— begin Provided entries —

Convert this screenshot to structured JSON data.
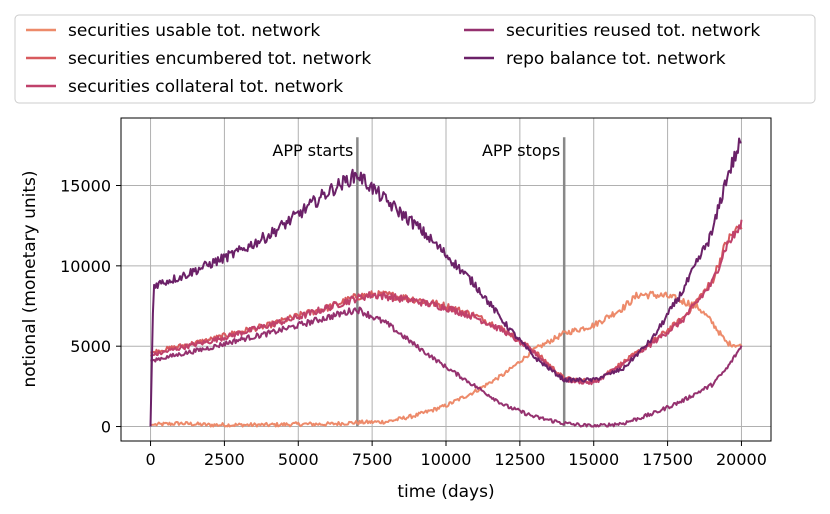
{
  "chart_data": {
    "type": "line",
    "xlabel": "time (days)",
    "ylabel": "notional (monetary units)",
    "xlim": [
      -1000,
      21000
    ],
    "ylim": [
      -900,
      19200
    ],
    "xticks": [
      0,
      2500,
      5000,
      7500,
      10000,
      12500,
      15000,
      17500,
      20000
    ],
    "yticks": [
      0,
      5000,
      10000,
      15000
    ],
    "grid": true,
    "legend_position": "above plot, two columns",
    "annotations": [
      {
        "text": "APP starts",
        "x": 7000
      },
      {
        "text": "APP stops",
        "x": 14000
      }
    ],
    "vlines": [
      {
        "x": 7000,
        "y_top": 18000,
        "color": "#888888"
      },
      {
        "x": 14000,
        "y_top": 18000,
        "color": "#888888"
      }
    ],
    "series": [
      {
        "name": "securities usable tot. network",
        "color": "#ed8a6a",
        "points": [
          [
            0,
            100
          ],
          [
            1000,
            200
          ],
          [
            2000,
            100
          ],
          [
            3000,
            100
          ],
          [
            4000,
            100
          ],
          [
            5000,
            150
          ],
          [
            6000,
            150
          ],
          [
            7000,
            250
          ],
          [
            8000,
            300
          ],
          [
            9000,
            700
          ],
          [
            10000,
            1300
          ],
          [
            11000,
            2200
          ],
          [
            12000,
            3300
          ],
          [
            13000,
            4800
          ],
          [
            14000,
            5800
          ],
          [
            15000,
            6300
          ],
          [
            16000,
            7400
          ],
          [
            16500,
            8200
          ],
          [
            17000,
            8200
          ],
          [
            17500,
            8100
          ],
          [
            18000,
            7800
          ],
          [
            18500,
            7500
          ],
          [
            19000,
            6500
          ],
          [
            19500,
            5200
          ],
          [
            20000,
            5000
          ]
        ]
      },
      {
        "name": "securities encumbered tot. network",
        "color": "#d85a5e",
        "points": [
          [
            0,
            4600
          ],
          [
            1000,
            5000
          ],
          [
            2000,
            5400
          ],
          [
            3000,
            5900
          ],
          [
            4000,
            6300
          ],
          [
            5000,
            6900
          ],
          [
            6000,
            7400
          ],
          [
            7000,
            8100
          ],
          [
            7500,
            8200
          ],
          [
            8000,
            8200
          ],
          [
            9000,
            7900
          ],
          [
            10000,
            7500
          ],
          [
            11000,
            6900
          ],
          [
            12000,
            6000
          ],
          [
            13000,
            4700
          ],
          [
            14000,
            3000
          ],
          [
            15000,
            2800
          ],
          [
            16000,
            4000
          ],
          [
            17000,
            5300
          ],
          [
            18000,
            6700
          ],
          [
            19000,
            9000
          ],
          [
            19500,
            11500
          ],
          [
            20000,
            12600
          ]
        ]
      },
      {
        "name": "securities collateral tot. network",
        "color": "#c0416b",
        "points": [
          [
            0,
            4400
          ],
          [
            1000,
            4900
          ],
          [
            2000,
            5300
          ],
          [
            3000,
            5800
          ],
          [
            4000,
            6300
          ],
          [
            5000,
            6800
          ],
          [
            6000,
            7400
          ],
          [
            7000,
            8000
          ],
          [
            7500,
            8200
          ],
          [
            8000,
            8100
          ],
          [
            9000,
            7800
          ],
          [
            10000,
            7400
          ],
          [
            11000,
            6800
          ],
          [
            12000,
            5900
          ],
          [
            13000,
            4600
          ],
          [
            14000,
            2900
          ],
          [
            15000,
            2700
          ],
          [
            16000,
            3900
          ],
          [
            17000,
            5200
          ],
          [
            18000,
            6600
          ],
          [
            19000,
            8900
          ],
          [
            19500,
            11300
          ],
          [
            20000,
            12500
          ]
        ]
      },
      {
        "name": "securities reused tot. network",
        "color": "#95316f",
        "points": [
          [
            0,
            4100
          ],
          [
            1000,
            4500
          ],
          [
            2000,
            4900
          ],
          [
            3000,
            5400
          ],
          [
            4000,
            5800
          ],
          [
            5000,
            6300
          ],
          [
            6000,
            6800
          ],
          [
            7000,
            7300
          ],
          [
            8000,
            6400
          ],
          [
            9000,
            5000
          ],
          [
            10000,
            3700
          ],
          [
            11000,
            2500
          ],
          [
            12000,
            1300
          ],
          [
            13000,
            600
          ],
          [
            14000,
            200
          ],
          [
            15000,
            0
          ],
          [
            16000,
            200
          ],
          [
            17000,
            800
          ],
          [
            18000,
            1600
          ],
          [
            19000,
            2600
          ],
          [
            19500,
            3600
          ],
          [
            20000,
            5000
          ]
        ]
      },
      {
        "name": "repo balance tot. network",
        "color": "#6b2168",
        "points": [
          [
            0,
            0
          ],
          [
            100,
            8800
          ],
          [
            1000,
            9300
          ],
          [
            2000,
            10100
          ],
          [
            3000,
            10900
          ],
          [
            4000,
            11900
          ],
          [
            5000,
            13200
          ],
          [
            6000,
            14600
          ],
          [
            7000,
            15700
          ],
          [
            8000,
            14000
          ],
          [
            9000,
            12500
          ],
          [
            10000,
            10700
          ],
          [
            11000,
            8800
          ],
          [
            12000,
            6400
          ],
          [
            13000,
            4300
          ],
          [
            14000,
            2900
          ],
          [
            15000,
            2900
          ],
          [
            16000,
            3600
          ],
          [
            17000,
            5500
          ],
          [
            18000,
            8400
          ],
          [
            19000,
            12000
          ],
          [
            19500,
            15500
          ],
          [
            20000,
            17800
          ]
        ]
      }
    ]
  }
}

— end Provided entries —

_The request_. All lines in the data that contain the word "securities" should be copied.

_Reply_.
        "name": "securities usable tot. network",
        "name": "securities encumbered tot. network",
        "name": "securities collateral tot. network",
        "name": "securities reused tot. network",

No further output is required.